## INFORMATION PROVIDED
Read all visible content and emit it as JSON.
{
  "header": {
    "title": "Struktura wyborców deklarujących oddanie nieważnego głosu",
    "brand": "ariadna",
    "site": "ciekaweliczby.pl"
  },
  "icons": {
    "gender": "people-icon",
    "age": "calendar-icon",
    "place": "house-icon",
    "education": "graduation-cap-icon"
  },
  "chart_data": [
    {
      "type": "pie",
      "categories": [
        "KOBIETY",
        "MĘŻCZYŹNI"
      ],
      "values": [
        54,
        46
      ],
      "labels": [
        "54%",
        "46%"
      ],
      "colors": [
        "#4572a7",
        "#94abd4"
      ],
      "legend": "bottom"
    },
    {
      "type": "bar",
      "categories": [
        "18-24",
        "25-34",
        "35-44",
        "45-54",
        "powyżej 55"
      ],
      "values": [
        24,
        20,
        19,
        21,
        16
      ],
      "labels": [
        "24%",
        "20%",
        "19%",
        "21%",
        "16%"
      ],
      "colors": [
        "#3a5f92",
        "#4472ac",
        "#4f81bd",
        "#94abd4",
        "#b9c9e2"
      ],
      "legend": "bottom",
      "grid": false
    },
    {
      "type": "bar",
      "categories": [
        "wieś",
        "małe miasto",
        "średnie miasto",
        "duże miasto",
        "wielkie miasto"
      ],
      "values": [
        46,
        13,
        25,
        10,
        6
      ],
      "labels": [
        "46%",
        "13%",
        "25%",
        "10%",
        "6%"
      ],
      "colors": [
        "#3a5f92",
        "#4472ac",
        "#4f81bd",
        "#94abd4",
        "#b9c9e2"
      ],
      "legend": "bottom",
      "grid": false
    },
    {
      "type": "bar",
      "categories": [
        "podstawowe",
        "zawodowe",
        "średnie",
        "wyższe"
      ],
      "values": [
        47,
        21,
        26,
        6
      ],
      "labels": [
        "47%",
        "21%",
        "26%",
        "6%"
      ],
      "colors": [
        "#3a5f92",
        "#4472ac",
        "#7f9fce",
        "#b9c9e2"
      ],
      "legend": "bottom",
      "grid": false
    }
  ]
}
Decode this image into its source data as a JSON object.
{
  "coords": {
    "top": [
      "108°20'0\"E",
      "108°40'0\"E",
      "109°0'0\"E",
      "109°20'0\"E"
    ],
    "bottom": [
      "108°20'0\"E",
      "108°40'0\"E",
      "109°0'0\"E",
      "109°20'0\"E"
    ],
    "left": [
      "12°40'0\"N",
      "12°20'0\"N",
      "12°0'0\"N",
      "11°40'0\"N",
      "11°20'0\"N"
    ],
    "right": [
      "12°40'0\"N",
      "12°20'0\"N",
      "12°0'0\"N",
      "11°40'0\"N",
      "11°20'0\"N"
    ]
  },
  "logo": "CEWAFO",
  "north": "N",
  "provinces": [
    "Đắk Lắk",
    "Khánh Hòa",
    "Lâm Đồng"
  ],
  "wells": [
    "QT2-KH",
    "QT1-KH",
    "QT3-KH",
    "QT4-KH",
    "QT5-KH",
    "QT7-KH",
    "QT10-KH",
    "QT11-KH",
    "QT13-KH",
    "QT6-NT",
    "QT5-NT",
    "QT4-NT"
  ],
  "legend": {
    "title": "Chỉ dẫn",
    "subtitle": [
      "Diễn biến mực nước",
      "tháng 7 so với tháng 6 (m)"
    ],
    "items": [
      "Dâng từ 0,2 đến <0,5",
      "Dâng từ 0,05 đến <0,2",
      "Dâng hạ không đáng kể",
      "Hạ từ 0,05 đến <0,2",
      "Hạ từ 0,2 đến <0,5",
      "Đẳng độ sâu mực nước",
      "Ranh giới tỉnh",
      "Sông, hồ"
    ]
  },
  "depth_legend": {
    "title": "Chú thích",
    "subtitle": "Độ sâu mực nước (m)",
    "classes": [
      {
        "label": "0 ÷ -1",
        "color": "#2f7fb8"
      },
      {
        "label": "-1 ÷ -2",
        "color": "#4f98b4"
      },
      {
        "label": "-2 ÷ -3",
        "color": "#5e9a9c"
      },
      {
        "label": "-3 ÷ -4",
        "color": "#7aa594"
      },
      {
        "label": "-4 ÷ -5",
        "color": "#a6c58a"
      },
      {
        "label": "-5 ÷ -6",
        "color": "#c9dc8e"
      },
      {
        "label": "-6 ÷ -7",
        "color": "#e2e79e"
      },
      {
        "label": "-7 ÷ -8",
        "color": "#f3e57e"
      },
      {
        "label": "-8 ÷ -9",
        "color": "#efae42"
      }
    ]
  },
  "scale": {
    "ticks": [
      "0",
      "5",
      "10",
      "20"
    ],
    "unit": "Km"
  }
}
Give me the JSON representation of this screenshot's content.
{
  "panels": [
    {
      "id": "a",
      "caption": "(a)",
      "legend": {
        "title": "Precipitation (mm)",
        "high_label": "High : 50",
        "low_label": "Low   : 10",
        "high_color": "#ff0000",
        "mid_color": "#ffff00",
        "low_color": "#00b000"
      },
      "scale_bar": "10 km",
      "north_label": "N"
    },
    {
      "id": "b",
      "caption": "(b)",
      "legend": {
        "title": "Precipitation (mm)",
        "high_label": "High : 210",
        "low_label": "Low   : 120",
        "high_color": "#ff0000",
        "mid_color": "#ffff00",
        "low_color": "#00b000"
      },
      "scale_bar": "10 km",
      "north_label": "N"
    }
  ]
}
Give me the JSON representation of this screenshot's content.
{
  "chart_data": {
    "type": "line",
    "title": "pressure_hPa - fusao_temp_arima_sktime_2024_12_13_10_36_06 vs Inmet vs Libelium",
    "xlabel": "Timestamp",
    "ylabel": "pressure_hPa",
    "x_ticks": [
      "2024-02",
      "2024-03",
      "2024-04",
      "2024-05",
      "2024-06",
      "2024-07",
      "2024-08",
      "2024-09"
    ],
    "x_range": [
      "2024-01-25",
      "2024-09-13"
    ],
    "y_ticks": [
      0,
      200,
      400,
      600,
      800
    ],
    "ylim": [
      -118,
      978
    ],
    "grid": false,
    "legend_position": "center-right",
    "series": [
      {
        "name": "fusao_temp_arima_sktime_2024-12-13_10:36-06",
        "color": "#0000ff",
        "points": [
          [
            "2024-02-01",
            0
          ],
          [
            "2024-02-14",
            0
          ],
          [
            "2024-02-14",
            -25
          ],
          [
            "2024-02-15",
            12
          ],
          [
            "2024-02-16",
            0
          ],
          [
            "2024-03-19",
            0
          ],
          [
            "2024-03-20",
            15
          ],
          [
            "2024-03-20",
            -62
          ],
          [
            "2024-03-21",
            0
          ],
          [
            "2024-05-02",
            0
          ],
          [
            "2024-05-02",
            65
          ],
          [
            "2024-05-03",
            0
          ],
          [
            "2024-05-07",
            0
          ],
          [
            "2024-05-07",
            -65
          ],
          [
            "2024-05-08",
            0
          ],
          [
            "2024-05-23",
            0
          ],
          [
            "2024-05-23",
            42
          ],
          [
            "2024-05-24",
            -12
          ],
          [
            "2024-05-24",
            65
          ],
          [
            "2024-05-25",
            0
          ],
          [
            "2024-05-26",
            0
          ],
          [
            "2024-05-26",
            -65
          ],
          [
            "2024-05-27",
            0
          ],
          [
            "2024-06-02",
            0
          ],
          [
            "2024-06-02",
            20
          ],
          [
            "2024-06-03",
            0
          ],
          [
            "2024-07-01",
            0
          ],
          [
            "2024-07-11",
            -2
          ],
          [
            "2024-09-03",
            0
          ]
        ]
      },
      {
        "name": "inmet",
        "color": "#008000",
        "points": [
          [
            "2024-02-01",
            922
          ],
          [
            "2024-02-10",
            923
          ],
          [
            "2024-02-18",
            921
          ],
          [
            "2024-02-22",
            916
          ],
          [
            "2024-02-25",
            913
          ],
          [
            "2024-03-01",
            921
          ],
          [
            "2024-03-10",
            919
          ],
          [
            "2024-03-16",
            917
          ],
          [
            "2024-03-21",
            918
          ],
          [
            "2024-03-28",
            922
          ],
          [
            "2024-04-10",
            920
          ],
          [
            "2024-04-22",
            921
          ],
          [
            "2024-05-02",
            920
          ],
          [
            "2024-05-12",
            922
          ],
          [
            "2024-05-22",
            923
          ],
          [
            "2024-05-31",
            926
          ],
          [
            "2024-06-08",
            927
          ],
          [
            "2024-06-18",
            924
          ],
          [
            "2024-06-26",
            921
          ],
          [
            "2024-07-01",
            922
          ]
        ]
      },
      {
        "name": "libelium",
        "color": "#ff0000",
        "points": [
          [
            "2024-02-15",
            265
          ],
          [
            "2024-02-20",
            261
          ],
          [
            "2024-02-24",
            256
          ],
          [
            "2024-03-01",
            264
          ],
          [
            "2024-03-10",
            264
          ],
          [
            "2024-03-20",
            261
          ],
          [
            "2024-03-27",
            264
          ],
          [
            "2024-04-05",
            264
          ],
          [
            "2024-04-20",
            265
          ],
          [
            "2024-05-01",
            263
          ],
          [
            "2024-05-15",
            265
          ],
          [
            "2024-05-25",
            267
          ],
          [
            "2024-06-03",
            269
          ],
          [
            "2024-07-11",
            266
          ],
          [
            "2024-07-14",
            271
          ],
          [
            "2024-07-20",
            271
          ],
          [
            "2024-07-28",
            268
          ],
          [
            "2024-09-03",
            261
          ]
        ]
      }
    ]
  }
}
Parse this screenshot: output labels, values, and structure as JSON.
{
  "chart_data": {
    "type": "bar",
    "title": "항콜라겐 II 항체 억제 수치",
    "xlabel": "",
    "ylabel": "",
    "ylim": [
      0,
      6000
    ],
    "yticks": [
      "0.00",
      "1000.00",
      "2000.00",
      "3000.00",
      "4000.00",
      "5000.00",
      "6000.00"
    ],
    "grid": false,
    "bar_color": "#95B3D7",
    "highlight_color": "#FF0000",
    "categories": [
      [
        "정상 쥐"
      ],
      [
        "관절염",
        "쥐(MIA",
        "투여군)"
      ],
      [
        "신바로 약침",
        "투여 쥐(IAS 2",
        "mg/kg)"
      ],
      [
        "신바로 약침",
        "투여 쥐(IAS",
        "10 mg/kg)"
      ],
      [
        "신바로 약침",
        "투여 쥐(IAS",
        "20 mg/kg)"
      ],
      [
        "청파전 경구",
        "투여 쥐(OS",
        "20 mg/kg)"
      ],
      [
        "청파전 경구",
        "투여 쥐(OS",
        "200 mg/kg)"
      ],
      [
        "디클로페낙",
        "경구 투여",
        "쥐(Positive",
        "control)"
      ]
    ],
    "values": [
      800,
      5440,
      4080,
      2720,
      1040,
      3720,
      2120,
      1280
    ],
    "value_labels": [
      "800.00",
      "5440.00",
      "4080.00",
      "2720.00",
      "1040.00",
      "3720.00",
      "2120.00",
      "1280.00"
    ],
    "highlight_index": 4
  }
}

## WRITTEN INSTRUCTION
Copy out exactly the lines running from the line with "Parse this screenshot: output" to the end of the records, inclusive.

## FULL RESPONSE
Parse this screenshot: output labels, values, and structure as JSON.
{
  "chart_data": {
    "type": "bar",
    "title": "항콜라겐 II 항체 억제 수치",
    "xlabel": "",
    "ylabel": "",
    "ylim": [
      0,
      6000
    ],
    "yticks": [
      "0.00",
      "1000.00",
      "2000.00",
      "3000.00",
      "4000.00",
      "5000.00",
      "6000.00"
    ],
    "grid": false,
    "bar_color": "#95B3D7",
    "highlight_color": "#FF0000",
    "categories": [
      [
        "정상 쥐"
      ],
      [
        "관절염",
        "쥐(MIA",
        "투여군)"
      ],
      [
        "신바로 약침",
        "투여 쥐(IAS 2",
        "mg/kg)"
      ],
      [
        "신바로 약침",
        "투여 쥐(IAS",
        "10 mg/kg)"
      ],
      [
        "신바로 약침",
        "투여 쥐(IAS",
        "20 mg/kg)"
      ],
      [
        "청파전 경구",
        "투여 쥐(OS",
        "20 mg/kg)"
      ],
      [
        "청파전 경구",
        "투여 쥐(OS",
        "200 mg/kg)"
      ],
      [
        "디클로페낙",
        "경구 투여",
        "쥐(Positive",
        "control)"
      ]
    ],
    "values": [
      800,
      5440,
      4080,
      2720,
      1040,
      3720,
      2120,
      1280
    ],
    "value_labels": [
      "800.00",
      "5440.00",
      "4080.00",
      "2720.00",
      "1040.00",
      "3720.00",
      "2120.00",
      "1280.00"
    ],
    "highlight_index": 4
  }
}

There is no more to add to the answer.